RAW RECORDS =
-- Start --

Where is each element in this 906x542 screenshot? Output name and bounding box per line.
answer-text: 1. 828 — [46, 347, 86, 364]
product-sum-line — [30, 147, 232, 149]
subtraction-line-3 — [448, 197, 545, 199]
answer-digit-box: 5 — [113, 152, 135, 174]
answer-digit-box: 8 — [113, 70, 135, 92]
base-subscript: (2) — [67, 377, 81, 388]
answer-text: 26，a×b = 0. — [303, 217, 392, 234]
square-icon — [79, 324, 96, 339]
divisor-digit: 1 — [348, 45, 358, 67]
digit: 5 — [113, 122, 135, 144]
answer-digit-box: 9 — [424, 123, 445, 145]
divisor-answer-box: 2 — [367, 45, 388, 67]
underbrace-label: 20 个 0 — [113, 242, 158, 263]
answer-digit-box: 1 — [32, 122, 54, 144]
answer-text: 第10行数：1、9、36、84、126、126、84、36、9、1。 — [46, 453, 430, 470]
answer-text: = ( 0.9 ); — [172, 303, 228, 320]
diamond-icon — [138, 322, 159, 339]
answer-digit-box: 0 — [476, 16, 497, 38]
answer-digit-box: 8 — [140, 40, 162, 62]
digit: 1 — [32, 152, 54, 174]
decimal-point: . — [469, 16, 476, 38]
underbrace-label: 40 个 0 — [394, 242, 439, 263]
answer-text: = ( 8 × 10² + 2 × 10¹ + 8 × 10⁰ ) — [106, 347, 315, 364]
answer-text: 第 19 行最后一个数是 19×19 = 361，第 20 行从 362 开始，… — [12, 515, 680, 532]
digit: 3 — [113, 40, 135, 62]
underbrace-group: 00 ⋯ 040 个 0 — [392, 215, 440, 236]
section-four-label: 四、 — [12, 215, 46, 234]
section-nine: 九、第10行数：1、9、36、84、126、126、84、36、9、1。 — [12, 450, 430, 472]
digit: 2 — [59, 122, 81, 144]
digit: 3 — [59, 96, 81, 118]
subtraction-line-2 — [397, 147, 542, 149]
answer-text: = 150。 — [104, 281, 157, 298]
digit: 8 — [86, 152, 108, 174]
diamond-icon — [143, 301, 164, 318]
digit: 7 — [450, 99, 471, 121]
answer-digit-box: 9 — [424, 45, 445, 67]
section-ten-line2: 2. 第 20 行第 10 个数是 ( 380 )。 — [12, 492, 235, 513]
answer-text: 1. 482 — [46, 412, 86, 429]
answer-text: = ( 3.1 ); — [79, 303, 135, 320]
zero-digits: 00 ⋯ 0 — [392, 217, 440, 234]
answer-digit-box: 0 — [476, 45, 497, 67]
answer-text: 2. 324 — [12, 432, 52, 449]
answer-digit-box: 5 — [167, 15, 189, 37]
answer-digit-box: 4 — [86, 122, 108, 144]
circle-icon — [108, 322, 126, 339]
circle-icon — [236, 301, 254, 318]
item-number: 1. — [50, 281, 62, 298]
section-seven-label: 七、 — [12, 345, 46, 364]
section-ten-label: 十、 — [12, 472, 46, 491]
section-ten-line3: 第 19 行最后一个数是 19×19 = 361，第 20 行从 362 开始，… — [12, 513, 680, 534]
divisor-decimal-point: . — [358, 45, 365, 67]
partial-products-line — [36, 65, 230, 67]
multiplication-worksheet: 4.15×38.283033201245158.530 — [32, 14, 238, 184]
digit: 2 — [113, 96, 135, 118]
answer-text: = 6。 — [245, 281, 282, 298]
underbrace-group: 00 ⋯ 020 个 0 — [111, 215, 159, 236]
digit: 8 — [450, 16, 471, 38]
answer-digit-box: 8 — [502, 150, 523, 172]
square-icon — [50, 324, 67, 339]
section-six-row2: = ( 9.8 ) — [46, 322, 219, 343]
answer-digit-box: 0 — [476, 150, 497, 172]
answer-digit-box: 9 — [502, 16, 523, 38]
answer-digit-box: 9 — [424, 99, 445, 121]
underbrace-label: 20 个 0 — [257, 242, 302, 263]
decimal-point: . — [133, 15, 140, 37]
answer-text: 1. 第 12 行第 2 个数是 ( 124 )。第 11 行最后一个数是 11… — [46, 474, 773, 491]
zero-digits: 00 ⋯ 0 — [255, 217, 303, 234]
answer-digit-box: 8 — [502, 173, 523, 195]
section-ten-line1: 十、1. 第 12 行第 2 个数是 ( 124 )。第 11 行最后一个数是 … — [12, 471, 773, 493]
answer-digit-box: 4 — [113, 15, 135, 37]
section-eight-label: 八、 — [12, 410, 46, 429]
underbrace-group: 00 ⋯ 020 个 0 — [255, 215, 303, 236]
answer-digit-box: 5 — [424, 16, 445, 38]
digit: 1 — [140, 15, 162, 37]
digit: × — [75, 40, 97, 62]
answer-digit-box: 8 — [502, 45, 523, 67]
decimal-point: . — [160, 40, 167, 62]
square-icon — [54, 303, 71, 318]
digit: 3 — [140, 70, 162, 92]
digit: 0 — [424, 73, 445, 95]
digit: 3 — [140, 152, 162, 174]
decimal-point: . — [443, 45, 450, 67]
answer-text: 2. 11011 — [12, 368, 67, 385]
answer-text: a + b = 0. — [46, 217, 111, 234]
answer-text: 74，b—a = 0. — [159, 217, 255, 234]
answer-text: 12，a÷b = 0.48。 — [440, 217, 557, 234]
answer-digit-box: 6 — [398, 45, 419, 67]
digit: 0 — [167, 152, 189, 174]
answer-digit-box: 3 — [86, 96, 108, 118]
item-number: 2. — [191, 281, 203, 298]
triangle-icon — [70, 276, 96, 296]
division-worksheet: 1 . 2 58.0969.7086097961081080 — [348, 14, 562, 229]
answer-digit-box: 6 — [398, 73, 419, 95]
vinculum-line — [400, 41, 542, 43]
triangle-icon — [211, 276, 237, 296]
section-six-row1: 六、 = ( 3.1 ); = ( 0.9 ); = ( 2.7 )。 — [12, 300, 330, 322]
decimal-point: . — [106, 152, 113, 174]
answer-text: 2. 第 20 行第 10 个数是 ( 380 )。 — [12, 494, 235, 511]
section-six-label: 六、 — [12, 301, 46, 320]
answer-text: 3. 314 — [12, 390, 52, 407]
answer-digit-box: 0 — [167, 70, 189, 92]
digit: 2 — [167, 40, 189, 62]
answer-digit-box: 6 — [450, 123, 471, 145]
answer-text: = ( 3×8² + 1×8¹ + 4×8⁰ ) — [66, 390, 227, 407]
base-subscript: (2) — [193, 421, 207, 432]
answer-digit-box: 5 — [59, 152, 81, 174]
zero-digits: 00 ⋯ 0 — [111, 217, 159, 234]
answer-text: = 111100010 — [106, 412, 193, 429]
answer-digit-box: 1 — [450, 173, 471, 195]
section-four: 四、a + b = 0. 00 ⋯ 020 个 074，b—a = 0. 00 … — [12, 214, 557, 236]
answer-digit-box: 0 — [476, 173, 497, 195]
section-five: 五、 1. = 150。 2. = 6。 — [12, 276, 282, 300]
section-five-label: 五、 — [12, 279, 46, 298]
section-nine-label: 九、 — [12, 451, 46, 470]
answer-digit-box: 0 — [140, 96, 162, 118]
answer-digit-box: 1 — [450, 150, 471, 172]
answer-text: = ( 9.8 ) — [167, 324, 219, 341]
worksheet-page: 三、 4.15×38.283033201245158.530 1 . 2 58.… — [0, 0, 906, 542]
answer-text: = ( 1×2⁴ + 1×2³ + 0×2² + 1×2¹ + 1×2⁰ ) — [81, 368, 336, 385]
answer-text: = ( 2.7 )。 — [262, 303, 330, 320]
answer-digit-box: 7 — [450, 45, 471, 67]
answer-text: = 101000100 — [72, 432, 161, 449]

-- End --

Can you write out all the entries above again, changing every "answer-digit-box" to "answer-box" and leaving everything else the same?

Where is each element in this 906x542 screenshot? Output name and bounding box per line.
answer-text: 1. 828 — [46, 347, 86, 364]
product-sum-line — [30, 147, 232, 149]
subtraction-line-3 — [448, 197, 545, 199]
answer-box: 5 — [113, 152, 135, 174]
answer-box: 8 — [113, 70, 135, 92]
base-subscript: (2) — [67, 377, 81, 388]
answer-text: 26，a×b = 0. — [303, 217, 392, 234]
square-icon — [79, 324, 96, 339]
divisor-digit: 1 — [348, 45, 358, 67]
digit: 5 — [113, 122, 135, 144]
answer-box: 9 — [424, 123, 445, 145]
divisor-answer-box: 2 — [367, 45, 388, 67]
underbrace-label: 20 个 0 — [113, 242, 158, 263]
answer-box: 1 — [32, 122, 54, 144]
answer-text: 第10行数：1、9、36、84、126、126、84、36、9、1。 — [46, 453, 430, 470]
answer-text: = ( 0.9 ); — [172, 303, 228, 320]
diamond-icon — [138, 322, 159, 339]
answer-box: 0 — [476, 16, 497, 38]
answer-box: 8 — [140, 40, 162, 62]
digit: 1 — [32, 152, 54, 174]
decimal-point: . — [469, 16, 476, 38]
underbrace-label: 40 个 0 — [394, 242, 439, 263]
answer-text: = ( 8 × 10² + 2 × 10¹ + 8 × 10⁰ ) — [106, 347, 315, 364]
answer-text: 第 19 行最后一个数是 19×19 = 361，第 20 行从 362 开始，… — [12, 515, 680, 532]
digit: 3 — [113, 40, 135, 62]
underbrace-group: 00 ⋯ 040 个 0 — [392, 215, 440, 236]
section-four-label: 四、 — [12, 215, 46, 234]
section-nine: 九、第10行数：1、9、36、84、126、126、84、36、9、1。 — [12, 450, 430, 472]
digit: 2 — [59, 122, 81, 144]
digit: 3 — [59, 96, 81, 118]
subtraction-line-2 — [397, 147, 542, 149]
answer-text: = 150。 — [104, 281, 157, 298]
digit: 8 — [86, 152, 108, 174]
diamond-icon — [143, 301, 164, 318]
digit: 7 — [450, 99, 471, 121]
answer-box: 9 — [424, 45, 445, 67]
section-ten-line2: 2. 第 20 行第 10 个数是 ( 380 )。 — [12, 492, 235, 513]
answer-text: 1. 482 — [46, 412, 86, 429]
answer-text: = ( 3.1 ); — [79, 303, 135, 320]
zero-digits: 00 ⋯ 0 — [392, 217, 440, 234]
answer-box: 0 — [476, 45, 497, 67]
answer-text: 2. 324 — [12, 432, 52, 449]
answer-box: 5 — [167, 15, 189, 37]
answer-box: 4 — [86, 122, 108, 144]
circle-icon — [108, 322, 126, 339]
circle-icon — [236, 301, 254, 318]
item-number: 1. — [50, 281, 62, 298]
section-seven-label: 七、 — [12, 345, 46, 364]
section-ten-label: 十、 — [12, 472, 46, 491]
section-ten-line3: 第 19 行最后一个数是 19×19 = 361，第 20 行从 362 开始，… — [12, 513, 680, 534]
divisor-decimal-point: . — [358, 45, 365, 67]
partial-products-line — [36, 65, 230, 67]
multiplication-worksheet: 4.15×38.283033201245158.530 — [32, 14, 238, 184]
digit: 2 — [113, 96, 135, 118]
answer-text: = 6。 — [245, 281, 282, 298]
underbrace-group: 00 ⋯ 020 个 0 — [111, 215, 159, 236]
digit: 8 — [450, 16, 471, 38]
answer-box: 8 — [502, 150, 523, 172]
square-icon — [50, 324, 67, 339]
section-six-row2: = ( 9.8 ) — [46, 322, 219, 343]
answer-box: 0 — [476, 150, 497, 172]
answer-box: 9 — [502, 16, 523, 38]
answer-box: 9 — [424, 99, 445, 121]
underbrace-label: 20 个 0 — [257, 242, 302, 263]
decimal-point: . — [133, 15, 140, 37]
answer-text: 1. 第 12 行第 2 个数是 ( 124 )。第 11 行最后一个数是 11… — [46, 474, 773, 491]
zero-digits: 00 ⋯ 0 — [255, 217, 303, 234]
answer-box: 8 — [502, 173, 523, 195]
section-ten-line1: 十、1. 第 12 行第 2 个数是 ( 124 )。第 11 行最后一个数是 … — [12, 471, 773, 493]
answer-box: 4 — [113, 15, 135, 37]
section-eight-label: 八、 — [12, 410, 46, 429]
underbrace-group: 00 ⋯ 020 个 0 — [255, 215, 303, 236]
answer-box: 5 — [424, 16, 445, 38]
digit: 1 — [140, 15, 162, 37]
digit: × — [75, 40, 97, 62]
answer-box: 8 — [502, 45, 523, 67]
decimal-point: . — [160, 40, 167, 62]
square-icon — [54, 303, 71, 318]
digit: 3 — [140, 70, 162, 92]
digit: 0 — [424, 73, 445, 95]
digit: 3 — [140, 152, 162, 174]
decimal-point: . — [443, 45, 450, 67]
answer-text: 2. 11011 — [12, 368, 67, 385]
answer-text: a + b = 0. — [46, 217, 111, 234]
answer-text: 74，b—a = 0. — [159, 217, 255, 234]
answer-text: 12，a÷b = 0.48。 — [440, 217, 557, 234]
answer-box: 6 — [398, 45, 419, 67]
digit: 0 — [167, 152, 189, 174]
answer-box: 3 — [86, 96, 108, 118]
item-number: 2. — [191, 281, 203, 298]
triangle-icon — [70, 276, 96, 296]
division-worksheet: 1 . 2 58.0969.7086097961081080 — [348, 14, 562, 229]
answer-box: 6 — [398, 73, 419, 95]
vinculum-line — [400, 41, 542, 43]
triangle-icon — [211, 276, 237, 296]
section-six-row1: 六、 = ( 3.1 ); = ( 0.9 ); = ( 2.7 )。 — [12, 300, 330, 322]
decimal-point: . — [106, 152, 113, 174]
answer-text: 2. 第 20 行第 10 个数是 ( 380 )。 — [12, 494, 235, 511]
section-six-label: 六、 — [12, 301, 46, 320]
answer-text: 3. 314 — [12, 390, 52, 407]
answer-box: 0 — [167, 70, 189, 92]
digit: 2 — [167, 40, 189, 62]
answer-box: 6 — [450, 123, 471, 145]
answer-text: = ( 3×8² + 1×8¹ + 4×8⁰ ) — [66, 390, 227, 407]
base-subscript: (2) — [193, 421, 207, 432]
answer-box: 5 — [59, 152, 81, 174]
zero-digits: 00 ⋯ 0 — [111, 217, 159, 234]
answer-text: = 111100010 — [106, 412, 193, 429]
answer-box: 1 — [450, 173, 471, 195]
section-four: 四、a + b = 0. 00 ⋯ 020 个 074，b—a = 0. 00 … — [12, 214, 557, 236]
answer-box: 0 — [476, 173, 497, 195]
section-five: 五、 1. = 150。 2. = 6。 — [12, 276, 282, 300]
section-five-label: 五、 — [12, 279, 46, 298]
section-nine-label: 九、 — [12, 451, 46, 470]
answer-box: 0 — [140, 96, 162, 118]
answer-box: 1 — [450, 150, 471, 172]
answer-text: = ( 9.8 ) — [167, 324, 219, 341]
worksheet-page: 三、 4.15×38.283033201245158.530 1 . 2 58.… — [0, 0, 906, 542]
answer-text: = ( 1×2⁴ + 1×2³ + 0×2² + 1×2¹ + 1×2⁰ ) — [81, 368, 336, 385]
answer-text: = ( 2.7 )。 — [262, 303, 330, 320]
answer-box: 7 — [450, 45, 471, 67]
answer-text: = 101000100 — [72, 432, 161, 449]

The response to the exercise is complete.